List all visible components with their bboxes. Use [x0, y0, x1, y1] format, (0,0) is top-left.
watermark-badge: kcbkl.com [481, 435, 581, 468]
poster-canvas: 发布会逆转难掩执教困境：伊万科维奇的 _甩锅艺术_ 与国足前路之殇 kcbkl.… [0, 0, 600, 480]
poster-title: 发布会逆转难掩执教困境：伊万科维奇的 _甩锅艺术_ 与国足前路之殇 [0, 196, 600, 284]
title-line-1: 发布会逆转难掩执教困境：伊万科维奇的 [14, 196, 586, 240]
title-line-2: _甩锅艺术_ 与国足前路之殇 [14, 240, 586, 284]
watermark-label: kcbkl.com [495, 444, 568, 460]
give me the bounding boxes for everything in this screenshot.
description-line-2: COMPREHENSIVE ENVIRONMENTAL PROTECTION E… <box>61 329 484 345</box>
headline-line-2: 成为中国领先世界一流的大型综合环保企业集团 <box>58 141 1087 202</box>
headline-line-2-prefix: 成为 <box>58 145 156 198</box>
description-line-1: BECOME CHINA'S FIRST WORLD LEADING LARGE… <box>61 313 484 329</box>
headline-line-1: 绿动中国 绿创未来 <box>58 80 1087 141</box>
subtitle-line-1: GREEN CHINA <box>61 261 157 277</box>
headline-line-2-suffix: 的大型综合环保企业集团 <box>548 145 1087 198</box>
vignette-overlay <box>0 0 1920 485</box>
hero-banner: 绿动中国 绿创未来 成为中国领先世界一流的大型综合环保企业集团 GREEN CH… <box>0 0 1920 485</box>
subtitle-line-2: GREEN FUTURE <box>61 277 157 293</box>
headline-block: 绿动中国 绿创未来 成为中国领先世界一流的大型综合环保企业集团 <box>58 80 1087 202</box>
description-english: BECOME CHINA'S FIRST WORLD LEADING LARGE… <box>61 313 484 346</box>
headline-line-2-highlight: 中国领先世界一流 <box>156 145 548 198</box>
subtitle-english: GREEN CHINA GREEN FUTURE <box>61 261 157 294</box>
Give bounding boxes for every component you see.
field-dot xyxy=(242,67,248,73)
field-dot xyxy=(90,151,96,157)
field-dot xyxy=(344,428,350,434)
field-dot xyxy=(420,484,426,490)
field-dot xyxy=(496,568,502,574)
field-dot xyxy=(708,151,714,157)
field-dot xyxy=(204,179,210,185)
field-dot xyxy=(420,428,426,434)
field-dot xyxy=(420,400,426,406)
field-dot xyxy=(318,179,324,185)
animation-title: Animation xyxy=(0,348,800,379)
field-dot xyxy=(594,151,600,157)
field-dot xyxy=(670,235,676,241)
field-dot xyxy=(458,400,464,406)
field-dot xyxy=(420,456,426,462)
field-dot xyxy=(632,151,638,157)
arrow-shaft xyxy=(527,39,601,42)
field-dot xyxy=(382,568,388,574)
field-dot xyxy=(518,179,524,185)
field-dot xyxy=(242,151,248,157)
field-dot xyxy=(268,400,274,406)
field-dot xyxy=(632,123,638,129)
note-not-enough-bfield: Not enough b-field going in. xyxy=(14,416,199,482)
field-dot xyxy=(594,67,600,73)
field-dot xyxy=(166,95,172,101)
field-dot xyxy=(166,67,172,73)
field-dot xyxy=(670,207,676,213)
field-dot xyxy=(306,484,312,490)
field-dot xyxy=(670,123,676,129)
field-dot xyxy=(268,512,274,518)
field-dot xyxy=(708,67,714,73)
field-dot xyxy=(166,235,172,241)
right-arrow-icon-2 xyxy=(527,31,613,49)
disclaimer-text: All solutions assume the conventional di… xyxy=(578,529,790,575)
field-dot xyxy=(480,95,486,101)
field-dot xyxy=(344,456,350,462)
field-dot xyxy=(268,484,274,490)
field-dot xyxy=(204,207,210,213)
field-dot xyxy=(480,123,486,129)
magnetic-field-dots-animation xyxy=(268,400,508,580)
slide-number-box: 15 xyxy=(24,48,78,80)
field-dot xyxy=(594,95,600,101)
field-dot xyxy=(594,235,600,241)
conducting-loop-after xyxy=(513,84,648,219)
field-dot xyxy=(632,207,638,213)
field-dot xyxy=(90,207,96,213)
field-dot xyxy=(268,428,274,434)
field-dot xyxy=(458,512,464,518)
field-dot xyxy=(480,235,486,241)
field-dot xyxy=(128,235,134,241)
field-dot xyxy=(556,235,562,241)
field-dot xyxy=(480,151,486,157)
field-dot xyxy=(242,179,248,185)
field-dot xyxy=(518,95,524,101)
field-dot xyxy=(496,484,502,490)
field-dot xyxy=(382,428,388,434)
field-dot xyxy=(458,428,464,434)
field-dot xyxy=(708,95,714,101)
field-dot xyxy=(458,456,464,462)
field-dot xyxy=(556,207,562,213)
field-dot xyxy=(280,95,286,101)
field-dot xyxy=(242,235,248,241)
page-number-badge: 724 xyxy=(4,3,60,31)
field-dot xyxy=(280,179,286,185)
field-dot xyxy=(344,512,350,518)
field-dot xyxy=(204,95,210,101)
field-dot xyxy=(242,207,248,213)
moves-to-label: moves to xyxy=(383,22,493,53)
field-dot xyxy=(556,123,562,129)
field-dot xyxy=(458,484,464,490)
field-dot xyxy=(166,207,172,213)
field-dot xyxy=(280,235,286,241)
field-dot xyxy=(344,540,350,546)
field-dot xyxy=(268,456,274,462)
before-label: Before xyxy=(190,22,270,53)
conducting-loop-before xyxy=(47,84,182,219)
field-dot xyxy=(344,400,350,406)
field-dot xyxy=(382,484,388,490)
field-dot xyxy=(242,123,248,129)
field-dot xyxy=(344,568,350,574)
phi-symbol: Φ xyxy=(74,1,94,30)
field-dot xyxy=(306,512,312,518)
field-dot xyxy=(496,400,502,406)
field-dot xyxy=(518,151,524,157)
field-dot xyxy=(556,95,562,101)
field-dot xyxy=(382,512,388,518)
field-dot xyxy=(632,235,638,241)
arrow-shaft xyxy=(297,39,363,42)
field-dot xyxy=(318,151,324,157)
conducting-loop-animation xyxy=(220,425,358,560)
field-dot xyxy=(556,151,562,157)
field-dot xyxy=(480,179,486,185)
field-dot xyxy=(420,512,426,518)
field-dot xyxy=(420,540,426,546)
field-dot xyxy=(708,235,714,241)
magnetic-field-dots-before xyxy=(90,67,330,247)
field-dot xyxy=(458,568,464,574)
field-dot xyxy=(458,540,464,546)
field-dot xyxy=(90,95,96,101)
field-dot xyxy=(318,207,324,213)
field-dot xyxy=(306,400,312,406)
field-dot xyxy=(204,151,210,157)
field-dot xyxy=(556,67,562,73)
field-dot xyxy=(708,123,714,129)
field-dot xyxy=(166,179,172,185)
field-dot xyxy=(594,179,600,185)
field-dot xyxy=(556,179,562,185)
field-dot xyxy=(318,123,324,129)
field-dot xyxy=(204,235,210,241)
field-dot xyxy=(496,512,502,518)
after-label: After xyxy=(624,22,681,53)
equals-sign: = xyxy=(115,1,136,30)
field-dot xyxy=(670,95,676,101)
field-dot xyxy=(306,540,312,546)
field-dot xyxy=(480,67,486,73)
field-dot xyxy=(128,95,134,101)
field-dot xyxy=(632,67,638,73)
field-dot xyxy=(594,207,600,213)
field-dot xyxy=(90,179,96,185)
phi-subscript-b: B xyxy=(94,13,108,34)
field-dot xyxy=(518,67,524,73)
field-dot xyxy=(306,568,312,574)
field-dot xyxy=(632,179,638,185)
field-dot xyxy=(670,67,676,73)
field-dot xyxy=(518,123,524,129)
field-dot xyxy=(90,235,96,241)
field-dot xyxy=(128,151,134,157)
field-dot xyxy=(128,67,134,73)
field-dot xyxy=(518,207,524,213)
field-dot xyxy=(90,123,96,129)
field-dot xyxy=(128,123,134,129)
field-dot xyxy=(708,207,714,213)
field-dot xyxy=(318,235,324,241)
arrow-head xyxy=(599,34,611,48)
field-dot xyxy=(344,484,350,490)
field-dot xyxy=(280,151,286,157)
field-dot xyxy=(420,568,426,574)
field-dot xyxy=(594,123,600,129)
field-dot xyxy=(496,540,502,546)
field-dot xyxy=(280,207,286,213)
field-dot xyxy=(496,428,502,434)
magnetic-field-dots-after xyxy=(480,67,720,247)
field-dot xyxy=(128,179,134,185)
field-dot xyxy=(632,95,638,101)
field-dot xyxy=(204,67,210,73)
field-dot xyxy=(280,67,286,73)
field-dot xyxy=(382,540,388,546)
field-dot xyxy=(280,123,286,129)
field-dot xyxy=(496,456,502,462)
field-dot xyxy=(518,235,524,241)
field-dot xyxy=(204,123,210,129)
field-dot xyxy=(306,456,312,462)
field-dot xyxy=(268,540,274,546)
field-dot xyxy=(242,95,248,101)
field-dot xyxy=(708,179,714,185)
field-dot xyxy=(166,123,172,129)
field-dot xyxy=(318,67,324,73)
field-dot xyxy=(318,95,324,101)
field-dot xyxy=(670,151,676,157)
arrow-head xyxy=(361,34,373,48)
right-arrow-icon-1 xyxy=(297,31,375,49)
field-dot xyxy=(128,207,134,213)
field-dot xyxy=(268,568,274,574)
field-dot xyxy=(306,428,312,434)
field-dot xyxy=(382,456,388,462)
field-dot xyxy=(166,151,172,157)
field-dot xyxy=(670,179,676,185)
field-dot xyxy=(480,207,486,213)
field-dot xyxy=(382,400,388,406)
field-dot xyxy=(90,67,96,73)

------------------------------------

▸ WORK TO COMPLETE
Copy out the rows from the first one through the row containing "field-dot xyxy=(632,123,638,129)", switching "vignette-overlay" to "shade-overlay" and leaving everything else unchanged.

▸ OUTPUT BELOW
List all visible components with their bboxes. Use [x0, y0, x1, y1] format, (0,0) is top-left.
watermark-badge: kcbkl.com [481, 435, 581, 468]
poster-canvas: 发布会逆转难掩执教困境：伊万科维奇的 _甩锅艺术_ 与国足前路之殇 kcbkl.… [0, 0, 600, 480]
poster-title: 发布会逆转难掩执教困境：伊万科维奇的 _甩锅艺术_ 与国足前路之殇 [0, 196, 600, 284]
title-line-1: 发布会逆转难掩执教困境：伊万科维奇的 [14, 196, 586, 240]
title-line-2: _甩锅艺术_ 与国足前路之殇 [14, 240, 586, 284]
watermark-label: kcbkl.com [495, 444, 568, 460]
give me the bounding boxes for everything in this screenshot.
description-line-2: COMPREHENSIVE ENVIRONMENTAL PROTECTION E… <box>61 329 484 345</box>
headline-line-2: 成为中国领先世界一流的大型综合环保企业集团 <box>58 141 1087 202</box>
headline-line-2-prefix: 成为 <box>58 145 156 198</box>
description-line-1: BECOME CHINA'S FIRST WORLD LEADING LARGE… <box>61 313 484 329</box>
headline-line-1: 绿动中国 绿创未来 <box>58 80 1087 141</box>
subtitle-line-1: GREEN CHINA <box>61 261 157 277</box>
headline-line-2-suffix: 的大型综合环保企业集团 <box>548 145 1087 198</box>
shade-overlay <box>0 0 1920 485</box>
hero-banner: 绿动中国 绿创未来 成为中国领先世界一流的大型综合环保企业集团 GREEN CH… <box>0 0 1920 485</box>
subtitle-line-2: GREEN FUTURE <box>61 277 157 293</box>
headline-block: 绿动中国 绿创未来 成为中国领先世界一流的大型综合环保企业集团 <box>58 80 1087 202</box>
description-english: BECOME CHINA'S FIRST WORLD LEADING LARGE… <box>61 313 484 346</box>
headline-line-2-highlight: 中国领先世界一流 <box>156 145 548 198</box>
subtitle-english: GREEN CHINA GREEN FUTURE <box>61 261 157 294</box>
Give bounding boxes for every component you see.
field-dot xyxy=(242,67,248,73)
field-dot xyxy=(90,151,96,157)
field-dot xyxy=(344,428,350,434)
field-dot xyxy=(420,484,426,490)
field-dot xyxy=(496,568,502,574)
field-dot xyxy=(708,151,714,157)
field-dot xyxy=(204,179,210,185)
field-dot xyxy=(420,428,426,434)
field-dot xyxy=(420,400,426,406)
field-dot xyxy=(318,179,324,185)
animation-title: Animation xyxy=(0,348,800,379)
field-dot xyxy=(594,151,600,157)
field-dot xyxy=(670,235,676,241)
field-dot xyxy=(458,400,464,406)
field-dot xyxy=(420,456,426,462)
field-dot xyxy=(632,151,638,157)
arrow-shaft xyxy=(527,39,601,42)
field-dot xyxy=(382,568,388,574)
field-dot xyxy=(518,179,524,185)
field-dot xyxy=(242,151,248,157)
field-dot xyxy=(268,400,274,406)
field-dot xyxy=(632,123,638,129)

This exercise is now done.